Exercise brief :: Extract each row below that contains the string "axis", and copy those rows in the order they appear.

Data section ::

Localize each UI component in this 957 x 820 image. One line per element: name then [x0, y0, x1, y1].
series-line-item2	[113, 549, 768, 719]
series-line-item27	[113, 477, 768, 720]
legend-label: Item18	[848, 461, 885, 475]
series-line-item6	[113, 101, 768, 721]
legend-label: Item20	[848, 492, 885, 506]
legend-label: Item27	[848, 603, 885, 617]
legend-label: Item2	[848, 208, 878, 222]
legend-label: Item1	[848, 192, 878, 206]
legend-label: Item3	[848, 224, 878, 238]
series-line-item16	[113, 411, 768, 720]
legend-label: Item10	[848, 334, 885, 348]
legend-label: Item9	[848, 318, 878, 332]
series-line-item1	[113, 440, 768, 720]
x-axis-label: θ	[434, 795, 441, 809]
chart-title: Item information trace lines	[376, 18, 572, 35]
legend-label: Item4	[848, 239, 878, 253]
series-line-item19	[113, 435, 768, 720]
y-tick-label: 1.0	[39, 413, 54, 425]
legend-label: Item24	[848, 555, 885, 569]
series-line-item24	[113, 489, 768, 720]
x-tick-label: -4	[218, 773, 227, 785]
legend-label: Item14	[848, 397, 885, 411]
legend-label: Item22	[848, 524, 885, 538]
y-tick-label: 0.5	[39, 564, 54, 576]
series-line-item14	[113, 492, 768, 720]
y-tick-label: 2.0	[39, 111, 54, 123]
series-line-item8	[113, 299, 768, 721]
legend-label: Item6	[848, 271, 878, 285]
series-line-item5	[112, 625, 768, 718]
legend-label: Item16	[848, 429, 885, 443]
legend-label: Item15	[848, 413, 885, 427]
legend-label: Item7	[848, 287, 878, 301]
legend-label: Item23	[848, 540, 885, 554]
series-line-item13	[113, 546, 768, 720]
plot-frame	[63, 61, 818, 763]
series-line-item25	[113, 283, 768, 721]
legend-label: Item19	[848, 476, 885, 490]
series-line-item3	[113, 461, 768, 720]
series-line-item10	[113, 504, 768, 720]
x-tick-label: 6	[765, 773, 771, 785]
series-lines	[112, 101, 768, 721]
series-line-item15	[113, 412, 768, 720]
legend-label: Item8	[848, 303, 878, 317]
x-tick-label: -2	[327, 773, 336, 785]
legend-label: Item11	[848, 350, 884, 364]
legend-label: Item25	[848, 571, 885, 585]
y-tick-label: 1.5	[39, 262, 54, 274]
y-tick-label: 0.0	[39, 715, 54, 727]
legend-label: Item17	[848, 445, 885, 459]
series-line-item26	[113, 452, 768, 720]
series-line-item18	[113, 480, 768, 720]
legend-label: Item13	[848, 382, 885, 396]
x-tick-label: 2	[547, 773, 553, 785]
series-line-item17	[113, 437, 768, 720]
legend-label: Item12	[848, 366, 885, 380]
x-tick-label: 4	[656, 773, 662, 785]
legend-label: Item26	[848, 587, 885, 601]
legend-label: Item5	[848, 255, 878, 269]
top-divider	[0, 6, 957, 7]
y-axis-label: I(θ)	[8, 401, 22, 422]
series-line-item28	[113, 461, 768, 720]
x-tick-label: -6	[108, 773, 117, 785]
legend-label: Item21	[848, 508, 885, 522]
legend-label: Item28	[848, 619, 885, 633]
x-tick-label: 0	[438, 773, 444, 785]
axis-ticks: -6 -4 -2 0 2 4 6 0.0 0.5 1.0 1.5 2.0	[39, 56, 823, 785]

Exercise result ::
x-axis-label: θ	[434, 795, 441, 809]
y-axis-label: I(θ)	[8, 401, 22, 422]
axis-ticks: -6 -4 -2 0 2 4 6 0.0 0.5 1.0 1.5 2.0	[39, 56, 823, 785]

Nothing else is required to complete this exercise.